— begin Data excerpts —
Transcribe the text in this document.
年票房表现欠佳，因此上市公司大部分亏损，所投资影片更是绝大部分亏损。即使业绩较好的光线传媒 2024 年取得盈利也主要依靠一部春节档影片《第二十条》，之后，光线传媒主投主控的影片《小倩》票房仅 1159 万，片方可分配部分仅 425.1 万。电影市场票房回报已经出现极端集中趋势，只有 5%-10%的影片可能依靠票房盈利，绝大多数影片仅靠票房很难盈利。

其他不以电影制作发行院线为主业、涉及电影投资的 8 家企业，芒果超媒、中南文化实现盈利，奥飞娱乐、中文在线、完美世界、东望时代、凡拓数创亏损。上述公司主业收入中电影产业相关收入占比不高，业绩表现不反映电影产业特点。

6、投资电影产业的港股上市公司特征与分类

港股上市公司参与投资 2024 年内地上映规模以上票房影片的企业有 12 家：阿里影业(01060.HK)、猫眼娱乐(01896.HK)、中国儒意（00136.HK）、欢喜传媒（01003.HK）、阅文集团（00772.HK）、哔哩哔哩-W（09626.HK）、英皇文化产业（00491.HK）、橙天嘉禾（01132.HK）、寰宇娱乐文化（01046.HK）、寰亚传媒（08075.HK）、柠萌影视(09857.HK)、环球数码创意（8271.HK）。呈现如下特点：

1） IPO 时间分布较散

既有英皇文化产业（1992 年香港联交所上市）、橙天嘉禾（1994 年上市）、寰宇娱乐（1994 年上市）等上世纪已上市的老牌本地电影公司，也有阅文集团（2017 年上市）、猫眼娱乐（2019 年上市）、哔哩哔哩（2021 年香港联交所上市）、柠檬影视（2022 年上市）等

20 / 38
— end Data excerpts —
— begin Data excerpts —
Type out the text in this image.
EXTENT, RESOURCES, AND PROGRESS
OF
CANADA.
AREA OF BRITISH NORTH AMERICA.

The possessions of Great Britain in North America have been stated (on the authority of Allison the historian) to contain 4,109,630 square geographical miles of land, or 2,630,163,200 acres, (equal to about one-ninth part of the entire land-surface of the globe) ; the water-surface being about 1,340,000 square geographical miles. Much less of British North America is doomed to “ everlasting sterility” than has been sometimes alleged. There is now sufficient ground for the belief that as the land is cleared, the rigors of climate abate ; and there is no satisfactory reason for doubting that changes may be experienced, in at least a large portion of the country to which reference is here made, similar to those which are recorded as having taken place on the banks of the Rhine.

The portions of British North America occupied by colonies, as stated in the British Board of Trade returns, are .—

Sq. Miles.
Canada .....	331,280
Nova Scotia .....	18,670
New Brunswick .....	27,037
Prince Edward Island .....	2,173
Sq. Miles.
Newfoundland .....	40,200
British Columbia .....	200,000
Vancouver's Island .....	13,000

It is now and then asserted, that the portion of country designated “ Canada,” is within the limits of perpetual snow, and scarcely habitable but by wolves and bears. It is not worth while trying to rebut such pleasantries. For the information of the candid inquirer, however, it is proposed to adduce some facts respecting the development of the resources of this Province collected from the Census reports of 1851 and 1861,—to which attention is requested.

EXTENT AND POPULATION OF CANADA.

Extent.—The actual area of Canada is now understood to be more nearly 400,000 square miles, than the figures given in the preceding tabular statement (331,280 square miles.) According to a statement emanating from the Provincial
— end Data excerpts —
→ Set task
Locate and copy each line in the data above that includes the word "猫眼娱乐".

→ Response
港股上市公司参与投资 2024 年内地上映规模以上票房影片的企业有 12 家：阿里影业(01060.HK)、猫眼娱乐(01896.HK)、中国儒意（00136.HK）、欢喜传媒（01003.HK）、阅文集团（00772.HK）、哔哩哔哩-W（09626.HK）、英皇文化产业（00491.HK）、橙天嘉禾（01132.HK）、寰宇娱乐文化（01046.HK）、寰亚传媒（08075.HK）、柠萌影视(09857.HK)、环球数码创意（8271.HK）。呈现如下特点：
既有英皇文化产业（1992 年香港联交所上市）、橙天嘉禾（1994 年上市）、寰宇娱乐（1994 年上市）等上世纪已上市的老牌本地电影公司，也有阅文集团（2017 年上市）、猫眼娱乐（2019 年上市）、哔哩哔哩（2021 年香港联交所上市）、柠檬影视（2022 年上市）等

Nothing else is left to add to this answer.